Dataset excerpts:
════════════════════

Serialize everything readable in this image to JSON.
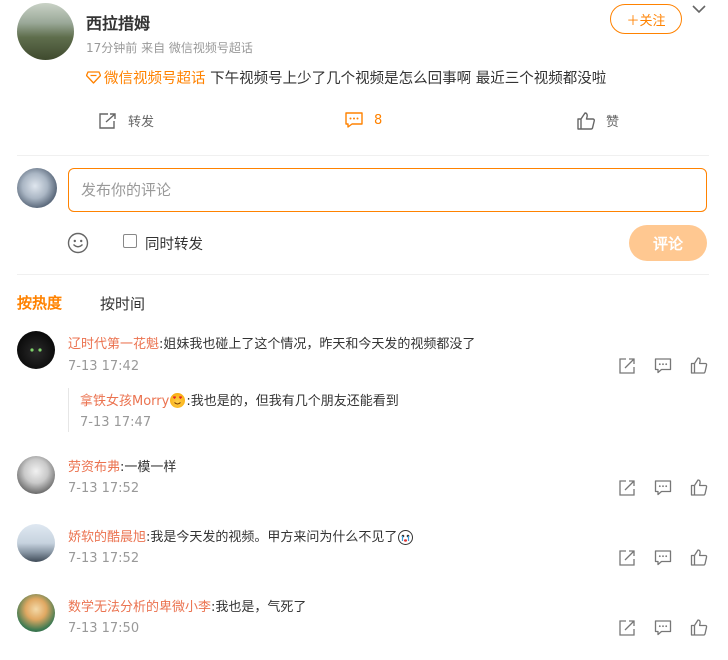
{
  "post": {
    "author": "西拉措姆",
    "meta": "17分钟前  来自 微信视频号超话",
    "follow_label": "＋关注",
    "topic": "微信视频号超话",
    "text": " 下午视频号上少了几个视频是怎么回事啊 最近三个视频都没啦",
    "actions": {
      "repost_label": "转发",
      "comment_count": "8",
      "like_label": "赞"
    }
  },
  "composer": {
    "placeholder": "发布你的评论",
    "repost_checkbox_label": "同时转发",
    "submit_label": "评论"
  },
  "sort": {
    "hot_label": "按热度",
    "time_label": "按时间"
  },
  "comments": [
    {
      "name": "辽时代第一花魁",
      "text": ":姐妹我也碰上了这个情况，昨天和今天发的视频都没了",
      "time": "7-13 17:42",
      "reply": {
        "name": "拿铁女孩Morry",
        "text": ":我也是的，但我有几个朋友还能看到",
        "time": "7-13 17:47"
      }
    },
    {
      "name": "劳资布弗",
      "text": ":一模一样",
      "time": "7-13 17:52"
    },
    {
      "name": "娇软的酷晨旭",
      "text": ":我是今天发的视频。甲方来问为什么不见了",
      "time": "7-13 17:52"
    },
    {
      "name": "数学无法分析的卑微小李",
      "text": ":我也是，气死了",
      "time": "7-13 17:50"
    }
  ],
  "colors": {
    "accent": "#ff8200",
    "name": "#eb7350",
    "muted": "#999999",
    "submit_disabled": "#ffc891"
  },
  "icons": [
    "chevron-down-icon",
    "super-topic-icon",
    "repost-icon",
    "comment-icon",
    "like-icon",
    "emoji-icon",
    "share-icon"
  ]
}
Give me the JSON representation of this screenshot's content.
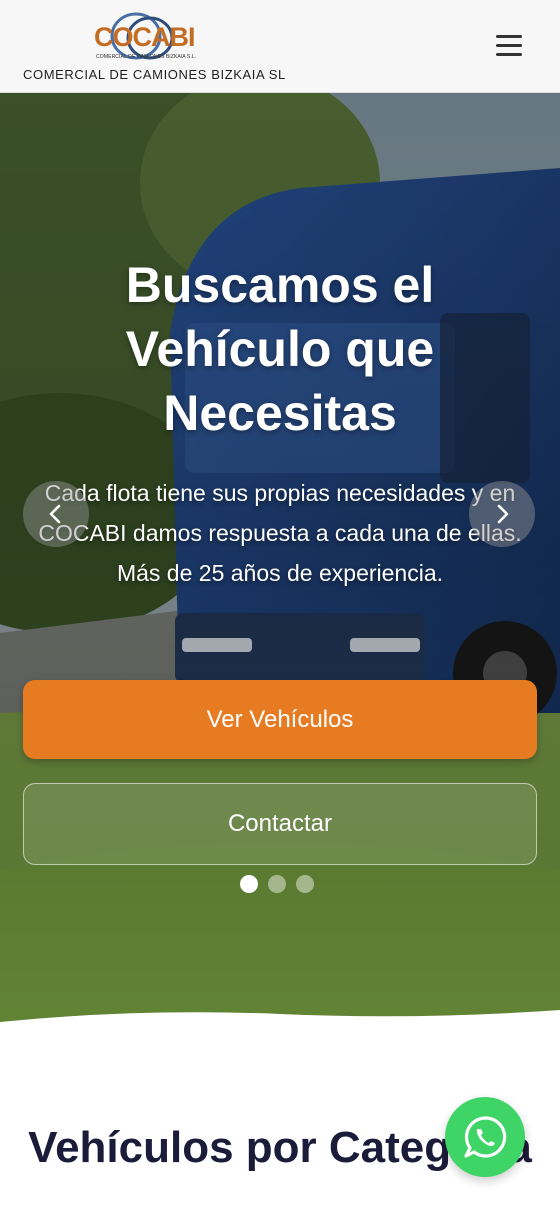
{
  "header": {
    "logo_text": "COCABI",
    "logo_subtext": "COMERCIAL DE CAMIONES BIZKAIA S.L.",
    "company_name": "COMERCIAL DE CAMIONES BIZKAIA SL",
    "menu_icon": "hamburger-menu-icon"
  },
  "hero": {
    "title": "Buscamos el Vehículo que Necesitas",
    "subtitle": "Cada flota tiene sus propias necesidades y en COCABI damos respuesta a cada una de ellas. Más de 25 años de experiencia.",
    "primary_button": "Ver Vehículos",
    "secondary_button": "Contactar",
    "prev_icon": "chevron-left-icon",
    "next_icon": "chevron-right-icon",
    "slides": 3,
    "active_slide": 1
  },
  "categories": {
    "title": "Vehículos por Categoría"
  },
  "floating": {
    "whatsapp_icon": "whatsapp-icon"
  },
  "colors": {
    "accent": "#e77b22",
    "whatsapp": "#3fd466",
    "heading": "#1b1b3a"
  }
}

════════════════════

### Exercise description
Tell how many lines of the records above hold the string "COMERCIAL". Give no other text.

### Final result
2